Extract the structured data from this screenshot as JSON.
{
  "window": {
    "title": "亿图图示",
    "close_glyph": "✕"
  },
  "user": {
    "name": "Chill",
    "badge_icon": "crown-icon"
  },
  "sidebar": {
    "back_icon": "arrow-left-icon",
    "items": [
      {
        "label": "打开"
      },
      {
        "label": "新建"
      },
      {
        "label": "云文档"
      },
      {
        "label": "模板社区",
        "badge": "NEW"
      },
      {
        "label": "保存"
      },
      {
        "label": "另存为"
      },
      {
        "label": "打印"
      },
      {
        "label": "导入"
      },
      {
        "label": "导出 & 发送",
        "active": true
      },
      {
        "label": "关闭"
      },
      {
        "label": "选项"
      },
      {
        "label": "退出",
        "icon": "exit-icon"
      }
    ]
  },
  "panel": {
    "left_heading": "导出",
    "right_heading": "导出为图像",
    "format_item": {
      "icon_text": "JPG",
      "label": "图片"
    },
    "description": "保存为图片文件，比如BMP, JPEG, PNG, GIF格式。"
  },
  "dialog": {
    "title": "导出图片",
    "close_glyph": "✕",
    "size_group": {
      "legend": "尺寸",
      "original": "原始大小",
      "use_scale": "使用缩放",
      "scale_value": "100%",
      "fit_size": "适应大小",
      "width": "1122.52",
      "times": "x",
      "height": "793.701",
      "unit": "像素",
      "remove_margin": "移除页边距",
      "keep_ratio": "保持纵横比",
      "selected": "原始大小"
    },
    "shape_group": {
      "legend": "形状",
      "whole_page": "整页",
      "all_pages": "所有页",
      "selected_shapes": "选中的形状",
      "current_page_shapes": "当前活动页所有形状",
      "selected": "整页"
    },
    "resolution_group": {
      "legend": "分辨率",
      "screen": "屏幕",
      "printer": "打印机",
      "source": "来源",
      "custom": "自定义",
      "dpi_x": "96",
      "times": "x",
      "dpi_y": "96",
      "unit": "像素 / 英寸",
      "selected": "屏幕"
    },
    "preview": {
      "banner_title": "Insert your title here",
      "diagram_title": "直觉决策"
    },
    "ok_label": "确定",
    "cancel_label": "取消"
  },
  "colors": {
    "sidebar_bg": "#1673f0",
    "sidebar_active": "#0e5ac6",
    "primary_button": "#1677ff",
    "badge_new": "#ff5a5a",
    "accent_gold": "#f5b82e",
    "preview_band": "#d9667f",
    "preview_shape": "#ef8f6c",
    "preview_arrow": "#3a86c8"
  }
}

▶ _WHAT THE TASK ASKS_: All of the entries above must be quoted exactly.

▶ _ANSWER TO THE TASK_:
Extract the structured data from this screenshot as JSON.
{
  "window": {
    "title": "亿图图示",
    "close_glyph": "✕"
  },
  "user": {
    "name": "Chill",
    "badge_icon": "crown-icon"
  },
  "sidebar": {
    "back_icon": "arrow-left-icon",
    "items": [
      {
        "label": "打开"
      },
      {
        "label": "新建"
      },
      {
        "label": "云文档"
      },
      {
        "label": "模板社区",
        "badge": "NEW"
      },
      {
        "label": "保存"
      },
      {
        "label": "另存为"
      },
      {
        "label": "打印"
      },
      {
        "label": "导入"
      },
      {
        "label": "导出 & 发送",
        "active": true
      },
      {
        "label": "关闭"
      },
      {
        "label": "选项"
      },
      {
        "label": "退出",
        "icon": "exit-icon"
      }
    ]
  },
  "panel": {
    "left_heading": "导出",
    "right_heading": "导出为图像",
    "format_item": {
      "icon_text": "JPG",
      "label": "图片"
    },
    "description": "保存为图片文件，比如BMP, JPEG, PNG, GIF格式。"
  },
  "dialog": {
    "title": "导出图片",
    "close_glyph": "✕",
    "size_group": {
      "legend": "尺寸",
      "original": "原始大小",
      "use_scale": "使用缩放",
      "scale_value": "100%",
      "fit_size": "适应大小",
      "width": "1122.52",
      "times": "x",
      "height": "793.701",
      "unit": "像素",
      "remove_margin": "移除页边距",
      "keep_ratio": "保持纵横比",
      "selected": "原始大小"
    },
    "shape_group": {
      "legend": "形状",
      "whole_page": "整页",
      "all_pages": "所有页",
      "selected_shapes": "选中的形状",
      "current_page_shapes": "当前活动页所有形状",
      "selected": "整页"
    },
    "resolution_group": {
      "legend": "分辨率",
      "screen": "屏幕",
      "printer": "打印机",
      "source": "来源",
      "custom": "自定义",
      "dpi_x": "96",
      "times": "x",
      "dpi_y": "96",
      "unit": "像素 / 英寸",
      "selected": "屏幕"
    },
    "preview": {
      "banner_title": "Insert your title here",
      "diagram_title": "直觉决策"
    },
    "ok_label": "确定",
    "cancel_label": "取消"
  },
  "colors": {
    "sidebar_bg": "#1673f0",
    "sidebar_active": "#0e5ac6",
    "primary_button": "#1677ff",
    "badge_new": "#ff5a5a",
    "accent_gold": "#f5b82e",
    "preview_band": "#d9667f",
    "preview_shape": "#ef8f6c",
    "preview_arrow": "#3a86c8"
  }
}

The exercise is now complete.